What you should do
Set down every entry word for word. Omit the pictures.

Dataset items
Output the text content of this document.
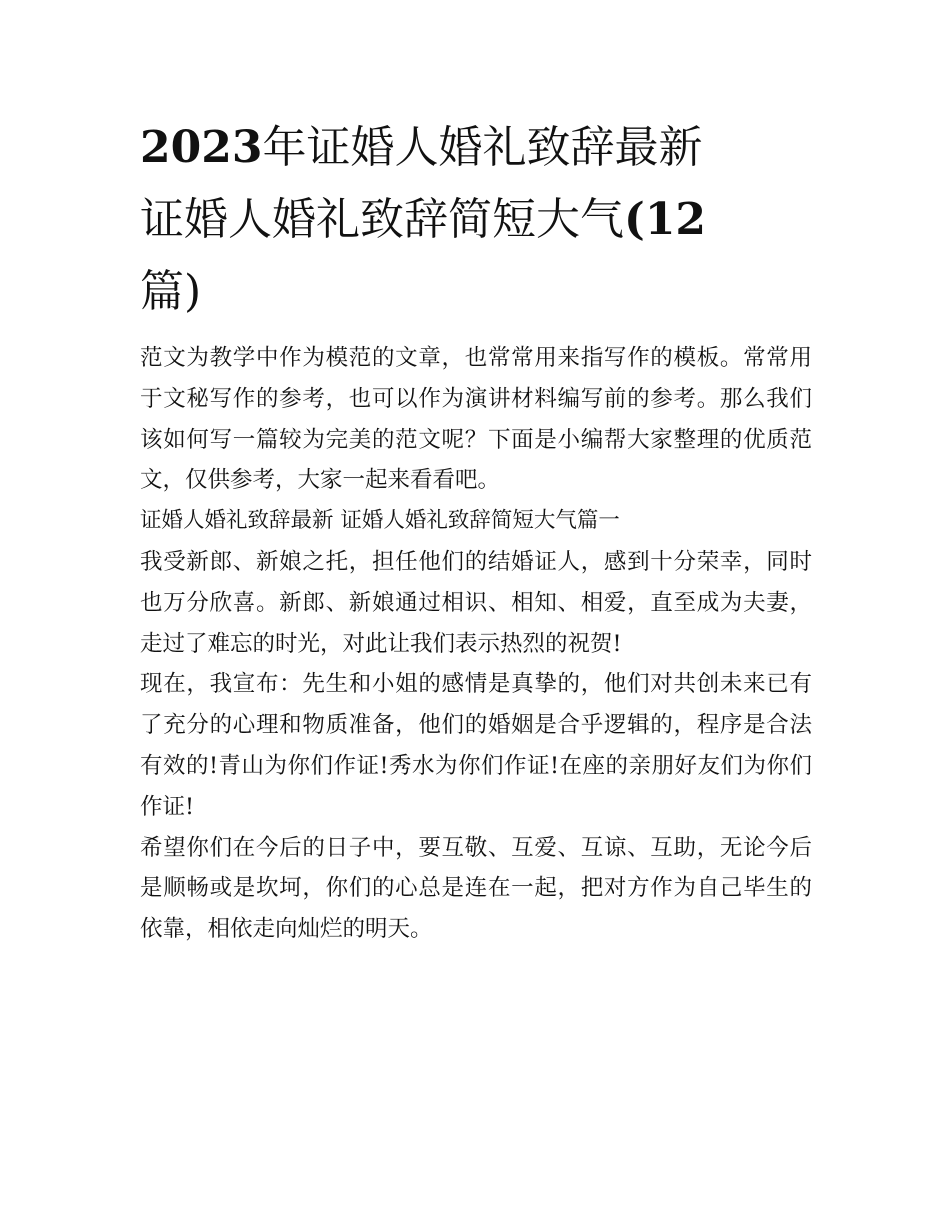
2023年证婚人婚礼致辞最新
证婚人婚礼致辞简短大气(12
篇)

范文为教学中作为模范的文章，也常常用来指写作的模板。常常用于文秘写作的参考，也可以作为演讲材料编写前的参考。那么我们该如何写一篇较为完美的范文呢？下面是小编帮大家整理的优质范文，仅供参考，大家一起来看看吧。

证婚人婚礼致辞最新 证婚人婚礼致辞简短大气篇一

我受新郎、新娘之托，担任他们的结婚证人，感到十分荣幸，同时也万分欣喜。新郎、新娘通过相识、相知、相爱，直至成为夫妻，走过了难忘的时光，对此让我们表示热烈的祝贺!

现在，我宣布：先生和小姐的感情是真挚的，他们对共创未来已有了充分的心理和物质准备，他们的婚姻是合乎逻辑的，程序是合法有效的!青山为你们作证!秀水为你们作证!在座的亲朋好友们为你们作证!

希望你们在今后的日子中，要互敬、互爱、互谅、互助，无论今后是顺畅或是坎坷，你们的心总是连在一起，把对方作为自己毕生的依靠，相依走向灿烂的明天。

Exercise result
Output the text content of this document.
2023年证婚人婚礼致辞最新
证婚人婚礼致辞简短大气(12
篇)

范文为教学中作为模范的文章，也常常用来指写作的模板。常常用于文秘写作的参考，也可以作为演讲材料编写前的参考。那么我们该如何写一篇较为完美的范文呢？下面是小编帮大家整理的优质范文，仅供参考，大家一起来看看吧。

证婚人婚礼致辞最新 证婚人婚礼致辞简短大气篇一

我受新郎、新娘之托，担任他们的结婚证人，感到十分荣幸，同时也万分欣喜。新郎、新娘通过相识、相知、相爱，直至成为夫妻，走过了难忘的时光，对此让我们表示热烈的祝贺!

现在，我宣布：先生和小姐的感情是真挚的，他们对共创未来已有了充分的心理和物质准备，他们的婚姻是合乎逻辑的，程序是合法有效的!青山为你们作证!秀水为你们作证!在座的亲朋好友们为你们作证!

希望你们在今后的日子中，要互敬、互爱、互谅、互助，无论今后是顺畅或是坎坷，你们的心总是连在一起，把对方作为自己毕生的依靠，相依走向灿烂的明天。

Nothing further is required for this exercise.